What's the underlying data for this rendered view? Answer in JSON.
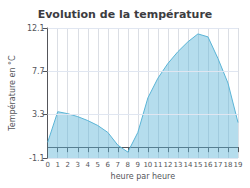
{
  "chart_data": {
    "type": "area",
    "title": "Evolution de la température",
    "xlabel": "heure par heure",
    "ylabel": "Température en °C",
    "x": [
      0,
      1,
      2,
      3,
      4,
      5,
      6,
      7,
      8,
      9,
      10,
      11,
      12,
      13,
      14,
      15,
      16,
      17,
      18,
      19
    ],
    "values": [
      0.5,
      3.6,
      3.4,
      3.1,
      2.7,
      2.2,
      1.5,
      0.2,
      -0.5,
      1.5,
      5.0,
      7.0,
      8.5,
      9.7,
      10.7,
      11.5,
      11.2,
      9.0,
      6.5,
      2.5
    ],
    "color": "#5ab4d6",
    "xlim": [
      0,
      19
    ],
    "xticks": [
      0,
      1,
      2,
      3,
      4,
      5,
      6,
      7,
      8,
      9,
      10,
      11,
      12,
      13,
      14,
      15,
      16,
      17,
      18,
      19
    ],
    "ylim": [
      -1.1,
      12.1
    ],
    "yticks": [
      -1.1,
      3.3,
      7.7,
      12.1
    ],
    "grid": true
  }
}
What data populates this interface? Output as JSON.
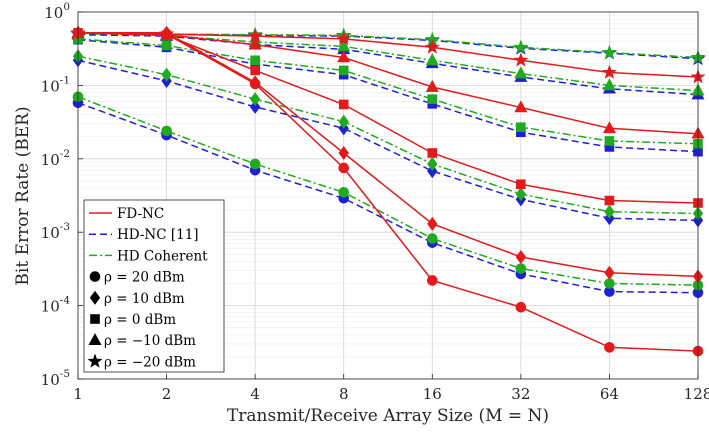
{
  "chart_data": {
    "type": "line",
    "xlabel": "Transmit/Receive Array Size (M = N)",
    "ylabel": "Bit Error Rate (BER)",
    "xscale": "log2",
    "yscale": "log",
    "x": [
      1,
      2,
      4,
      8,
      16,
      32,
      64,
      128
    ],
    "x_tick_labels": [
      "1",
      "2",
      "4",
      "8",
      "16",
      "32",
      "64",
      "128"
    ],
    "y_tick_labels": [
      {
        "base": "10",
        "exp": "0"
      },
      {
        "base": "10",
        "exp": "-1"
      },
      {
        "base": "10",
        "exp": "-2"
      },
      {
        "base": "10",
        "exp": "-3"
      },
      {
        "base": "10",
        "exp": "-4"
      },
      {
        "base": "10",
        "exp": "-5"
      }
    ],
    "ylim": [
      1e-05,
      1
    ],
    "grid": true,
    "legend_position": "bottom-left",
    "legend": [
      {
        "label": "FD-NC",
        "kind": "line",
        "scheme": "fdnc"
      },
      {
        "label": "HD-NC [11]",
        "kind": "line",
        "scheme": "hdnc"
      },
      {
        "label": "HD Coherent",
        "kind": "line",
        "scheme": "hdc"
      },
      {
        "label": "ρ = 20 dBm",
        "kind": "marker",
        "marker": "circle"
      },
      {
        "label": "ρ = 10 dBm",
        "kind": "marker",
        "marker": "diamond"
      },
      {
        "label": "ρ = 0 dBm",
        "kind": "marker",
        "marker": "square"
      },
      {
        "label": "ρ = −10 dBm",
        "kind": "marker",
        "marker": "triangle"
      },
      {
        "label": "ρ = −20 dBm",
        "kind": "marker",
        "marker": "star"
      }
    ],
    "schemes": {
      "fdnc": {
        "color": "#e31a1c",
        "dash": ""
      },
      "hdnc": {
        "color": "#1f1fd6",
        "dash": "7,4"
      },
      "hdc": {
        "color": "#1faa1f",
        "dash": "8,3,2,3"
      }
    },
    "series": [
      {
        "scheme": "fdnc",
        "marker": "circle",
        "values": [
          0.52,
          0.5,
          0.105,
          0.0075,
          0.00022,
          9.5e-05,
          2.7e-05,
          2.4e-05
        ]
      },
      {
        "scheme": "fdnc",
        "marker": "diamond",
        "values": [
          0.52,
          0.52,
          0.11,
          0.012,
          0.0013,
          0.00046,
          0.00028,
          0.00025
        ]
      },
      {
        "scheme": "fdnc",
        "marker": "square",
        "values": [
          0.52,
          0.48,
          0.16,
          0.055,
          0.012,
          0.0045,
          0.0027,
          0.0025
        ]
      },
      {
        "scheme": "fdnc",
        "marker": "triangle",
        "values": [
          0.52,
          0.49,
          0.36,
          0.24,
          0.095,
          0.05,
          0.026,
          0.022
        ]
      },
      {
        "scheme": "fdnc",
        "marker": "star",
        "values": [
          0.52,
          0.5,
          0.47,
          0.43,
          0.33,
          0.22,
          0.15,
          0.13
        ]
      },
      {
        "scheme": "hdnc",
        "marker": "circle",
        "values": [
          0.058,
          0.021,
          0.007,
          0.0029,
          0.00072,
          0.00027,
          0.000155,
          0.00015
        ]
      },
      {
        "scheme": "hdnc",
        "marker": "diamond",
        "values": [
          0.22,
          0.115,
          0.051,
          0.026,
          0.0068,
          0.0028,
          0.00155,
          0.00145
        ]
      },
      {
        "scheme": "hdnc",
        "marker": "square",
        "values": [
          0.42,
          0.33,
          0.195,
          0.14,
          0.056,
          0.023,
          0.0145,
          0.0125
        ]
      },
      {
        "scheme": "hdnc",
        "marker": "triangle",
        "values": [
          0.49,
          0.47,
          0.36,
          0.31,
          0.2,
          0.13,
          0.09,
          0.075
        ]
      },
      {
        "scheme": "hdnc",
        "marker": "star",
        "values": [
          0.5,
          0.5,
          0.48,
          0.47,
          0.41,
          0.32,
          0.275,
          0.23
        ]
      },
      {
        "scheme": "hdc",
        "marker": "circle",
        "values": [
          0.07,
          0.024,
          0.0085,
          0.0035,
          0.00082,
          0.00032,
          0.0002,
          0.00019
        ]
      },
      {
        "scheme": "hdc",
        "marker": "diamond",
        "values": [
          0.25,
          0.14,
          0.065,
          0.032,
          0.0085,
          0.0033,
          0.0019,
          0.0018
        ]
      },
      {
        "scheme": "hdc",
        "marker": "square",
        "values": [
          0.43,
          0.35,
          0.22,
          0.16,
          0.065,
          0.027,
          0.0175,
          0.016
        ]
      },
      {
        "scheme": "hdc",
        "marker": "triangle",
        "values": [
          0.51,
          0.48,
          0.39,
          0.34,
          0.22,
          0.145,
          0.1,
          0.085
        ]
      },
      {
        "scheme": "hdc",
        "marker": "star",
        "values": [
          0.51,
          0.5,
          0.49,
          0.48,
          0.42,
          0.33,
          0.28,
          0.24
        ]
      }
    ]
  }
}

## Objective
Examine the records and pull out every line where the string "xlabel" occurs.

## Response to the task
    "xlabel": "heure par heure",
    "xlabel": "Transmit/Receive Array Size (M = N)",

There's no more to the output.